◆ TO BE DONE
Reproduce every line in the listing that contains the word "wrzeciona".

◆ MATERIAL SHOWN
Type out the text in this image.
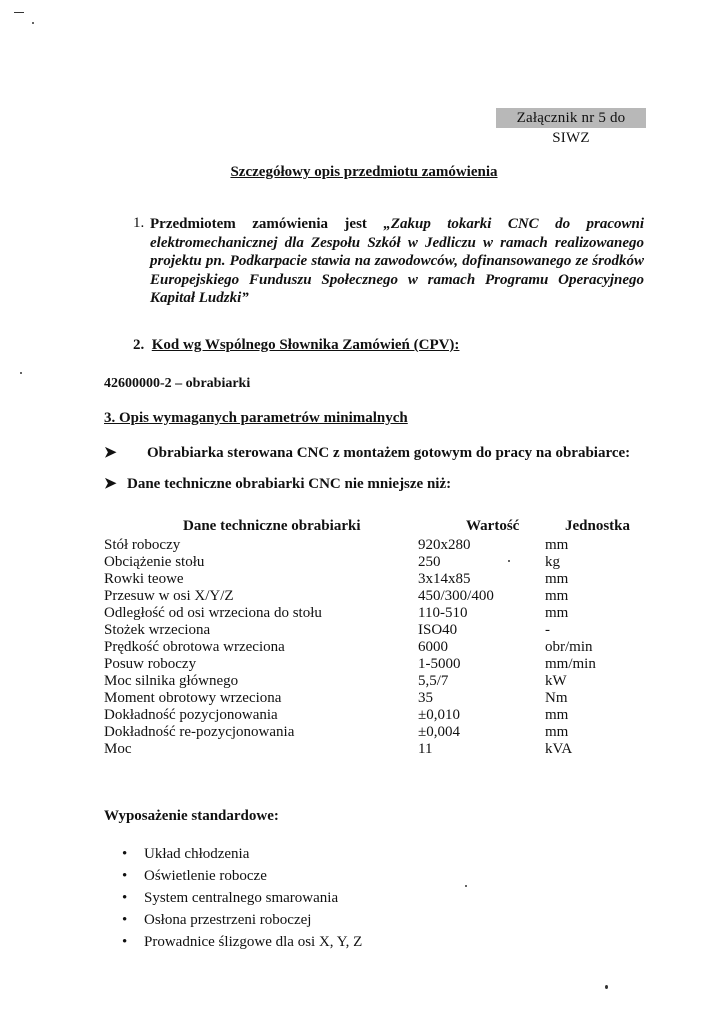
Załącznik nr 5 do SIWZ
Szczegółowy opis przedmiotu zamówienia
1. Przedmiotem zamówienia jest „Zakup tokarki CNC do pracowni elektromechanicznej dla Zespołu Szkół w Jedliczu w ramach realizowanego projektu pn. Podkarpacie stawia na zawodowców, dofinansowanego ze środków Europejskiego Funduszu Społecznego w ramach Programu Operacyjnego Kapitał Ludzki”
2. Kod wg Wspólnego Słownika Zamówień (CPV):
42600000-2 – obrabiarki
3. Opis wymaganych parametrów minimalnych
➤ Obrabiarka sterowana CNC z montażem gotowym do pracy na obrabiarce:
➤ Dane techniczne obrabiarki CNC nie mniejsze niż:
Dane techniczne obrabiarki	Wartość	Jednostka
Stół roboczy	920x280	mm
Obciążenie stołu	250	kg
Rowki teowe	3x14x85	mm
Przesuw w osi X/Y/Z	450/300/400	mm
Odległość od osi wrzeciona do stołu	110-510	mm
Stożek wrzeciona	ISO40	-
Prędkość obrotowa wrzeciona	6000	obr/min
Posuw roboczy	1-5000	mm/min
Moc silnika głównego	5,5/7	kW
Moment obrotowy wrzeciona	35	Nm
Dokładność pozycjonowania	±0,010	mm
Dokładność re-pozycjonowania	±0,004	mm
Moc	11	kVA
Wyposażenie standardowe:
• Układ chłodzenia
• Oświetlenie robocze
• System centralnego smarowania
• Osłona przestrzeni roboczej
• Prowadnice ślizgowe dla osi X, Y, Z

==

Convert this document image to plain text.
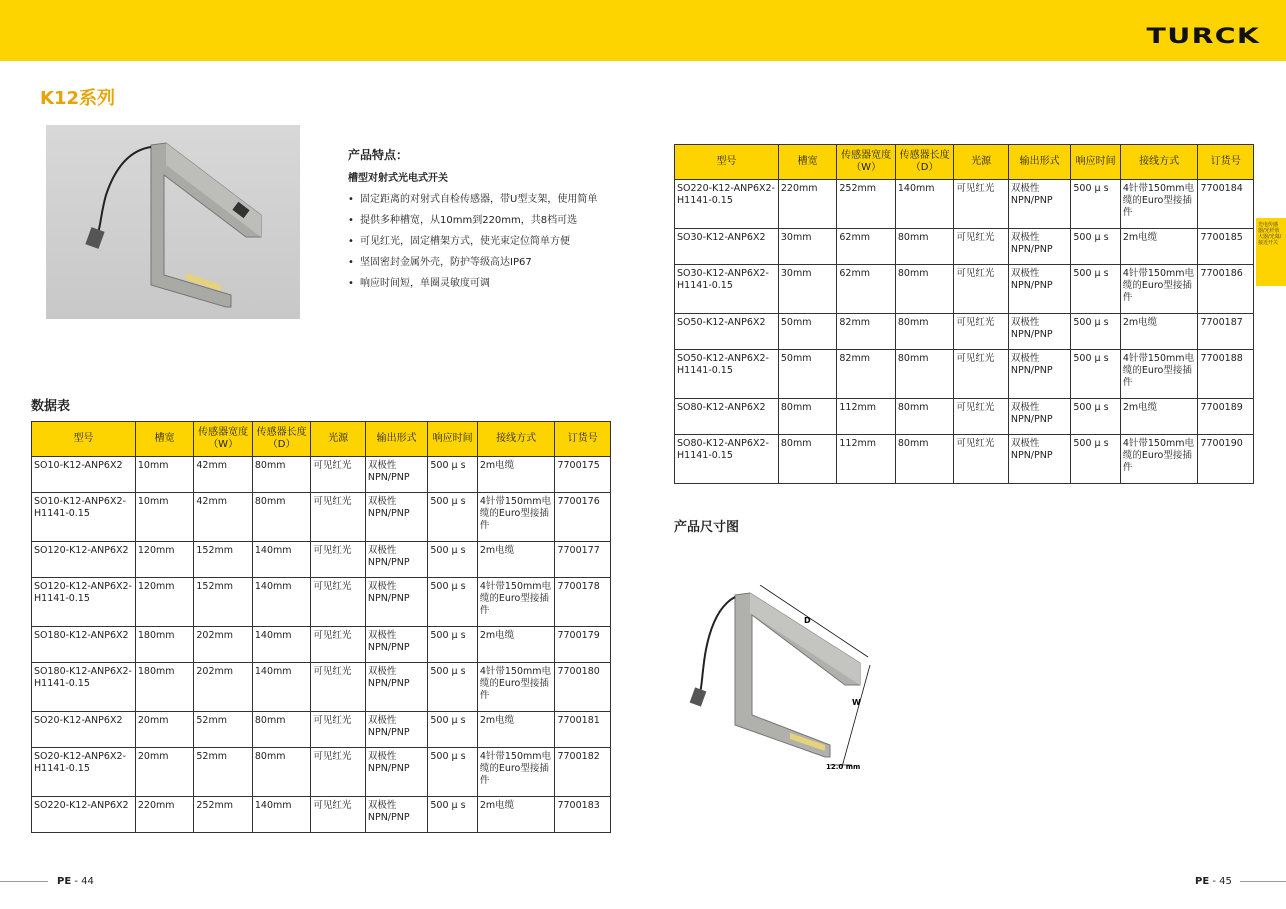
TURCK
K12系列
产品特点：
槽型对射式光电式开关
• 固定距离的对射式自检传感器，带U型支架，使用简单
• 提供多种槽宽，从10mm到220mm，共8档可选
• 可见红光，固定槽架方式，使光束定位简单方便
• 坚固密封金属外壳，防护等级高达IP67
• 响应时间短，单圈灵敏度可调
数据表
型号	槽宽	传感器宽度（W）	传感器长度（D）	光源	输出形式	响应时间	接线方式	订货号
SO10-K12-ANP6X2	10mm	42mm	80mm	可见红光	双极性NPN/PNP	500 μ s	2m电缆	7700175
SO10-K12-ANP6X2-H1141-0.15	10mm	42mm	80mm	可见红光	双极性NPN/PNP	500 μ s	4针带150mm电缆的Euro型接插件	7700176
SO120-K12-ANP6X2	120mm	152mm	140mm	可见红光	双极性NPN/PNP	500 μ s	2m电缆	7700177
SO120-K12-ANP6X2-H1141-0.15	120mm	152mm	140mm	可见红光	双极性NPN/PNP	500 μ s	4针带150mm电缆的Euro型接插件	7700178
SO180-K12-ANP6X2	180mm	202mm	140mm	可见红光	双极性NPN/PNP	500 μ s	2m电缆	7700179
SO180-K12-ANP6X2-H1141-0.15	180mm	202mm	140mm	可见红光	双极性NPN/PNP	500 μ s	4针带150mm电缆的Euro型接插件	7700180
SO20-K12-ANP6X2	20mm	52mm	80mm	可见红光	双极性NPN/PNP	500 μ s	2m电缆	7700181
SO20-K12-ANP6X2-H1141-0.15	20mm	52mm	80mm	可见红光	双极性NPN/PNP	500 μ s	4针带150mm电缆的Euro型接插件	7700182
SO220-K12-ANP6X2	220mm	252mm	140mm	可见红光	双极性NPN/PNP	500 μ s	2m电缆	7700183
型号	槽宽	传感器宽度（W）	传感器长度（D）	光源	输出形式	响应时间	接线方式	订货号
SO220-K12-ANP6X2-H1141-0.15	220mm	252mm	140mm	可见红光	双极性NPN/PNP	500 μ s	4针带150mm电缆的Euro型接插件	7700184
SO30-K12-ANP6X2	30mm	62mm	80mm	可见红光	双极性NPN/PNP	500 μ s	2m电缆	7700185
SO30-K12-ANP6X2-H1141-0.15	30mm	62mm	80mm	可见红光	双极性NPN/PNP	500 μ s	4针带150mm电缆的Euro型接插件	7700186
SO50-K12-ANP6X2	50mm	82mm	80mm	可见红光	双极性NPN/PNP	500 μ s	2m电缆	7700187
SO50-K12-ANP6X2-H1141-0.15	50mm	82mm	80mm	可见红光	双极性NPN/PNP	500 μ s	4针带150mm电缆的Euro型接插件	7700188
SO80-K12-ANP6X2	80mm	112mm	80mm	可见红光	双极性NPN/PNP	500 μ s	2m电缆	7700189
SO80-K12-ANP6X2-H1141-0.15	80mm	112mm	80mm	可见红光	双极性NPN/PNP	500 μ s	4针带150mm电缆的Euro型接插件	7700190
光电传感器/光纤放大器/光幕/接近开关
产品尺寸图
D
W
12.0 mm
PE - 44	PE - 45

◆ SOLUTION FOR THIS TASK
Odległość od osi wrzeciona do stołu	110-510	mm
Stożek wrzeciona	ISO40	-
Prędkość obrotowa wrzeciona	6000	obr/min
Moment obrotowy wrzeciona	35	Nm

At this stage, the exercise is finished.